• **Short exercise**:
Whenever a line below holds the word "button", copy that line.

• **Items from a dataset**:
╭──

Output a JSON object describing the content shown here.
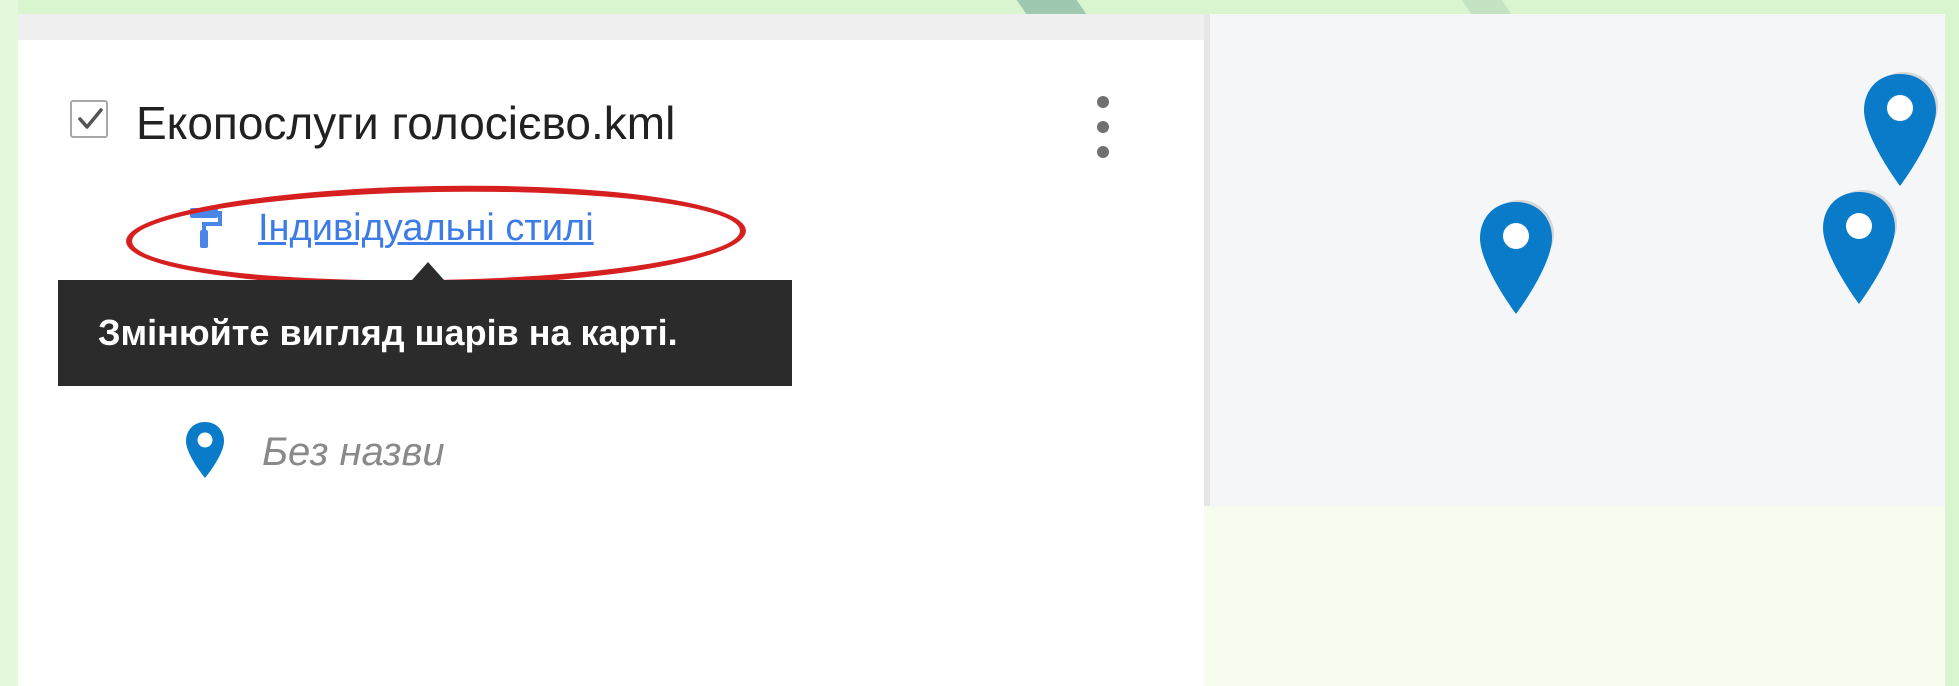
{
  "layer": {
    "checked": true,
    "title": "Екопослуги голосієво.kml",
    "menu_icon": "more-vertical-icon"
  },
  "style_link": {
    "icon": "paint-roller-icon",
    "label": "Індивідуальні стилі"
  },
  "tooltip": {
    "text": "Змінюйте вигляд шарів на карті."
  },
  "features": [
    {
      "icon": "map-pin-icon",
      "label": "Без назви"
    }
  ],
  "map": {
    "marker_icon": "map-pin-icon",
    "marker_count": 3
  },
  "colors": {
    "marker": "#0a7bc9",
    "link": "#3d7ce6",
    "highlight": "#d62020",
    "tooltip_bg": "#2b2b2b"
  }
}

╰──
╭──

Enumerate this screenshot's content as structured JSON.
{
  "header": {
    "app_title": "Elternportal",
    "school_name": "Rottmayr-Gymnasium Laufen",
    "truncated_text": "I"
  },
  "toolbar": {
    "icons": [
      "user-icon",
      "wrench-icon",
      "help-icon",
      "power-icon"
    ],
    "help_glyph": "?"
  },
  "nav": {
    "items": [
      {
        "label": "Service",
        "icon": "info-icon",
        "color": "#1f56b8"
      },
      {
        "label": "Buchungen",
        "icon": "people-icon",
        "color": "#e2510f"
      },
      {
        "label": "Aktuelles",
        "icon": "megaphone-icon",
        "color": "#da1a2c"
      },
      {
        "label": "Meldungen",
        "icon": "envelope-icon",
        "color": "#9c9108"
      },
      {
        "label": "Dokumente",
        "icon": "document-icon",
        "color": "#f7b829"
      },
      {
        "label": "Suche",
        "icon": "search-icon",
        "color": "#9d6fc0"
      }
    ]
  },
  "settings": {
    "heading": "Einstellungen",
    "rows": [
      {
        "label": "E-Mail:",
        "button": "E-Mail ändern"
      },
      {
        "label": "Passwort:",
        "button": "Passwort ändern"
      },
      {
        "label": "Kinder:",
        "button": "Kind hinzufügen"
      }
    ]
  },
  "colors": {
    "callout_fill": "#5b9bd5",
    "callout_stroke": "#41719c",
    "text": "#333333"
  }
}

╰──

• **Result of the exercise**:
        "button": "E-Mail ändern"
        "button": "Passwort ändern"
        "button": "Kind hinzufügen"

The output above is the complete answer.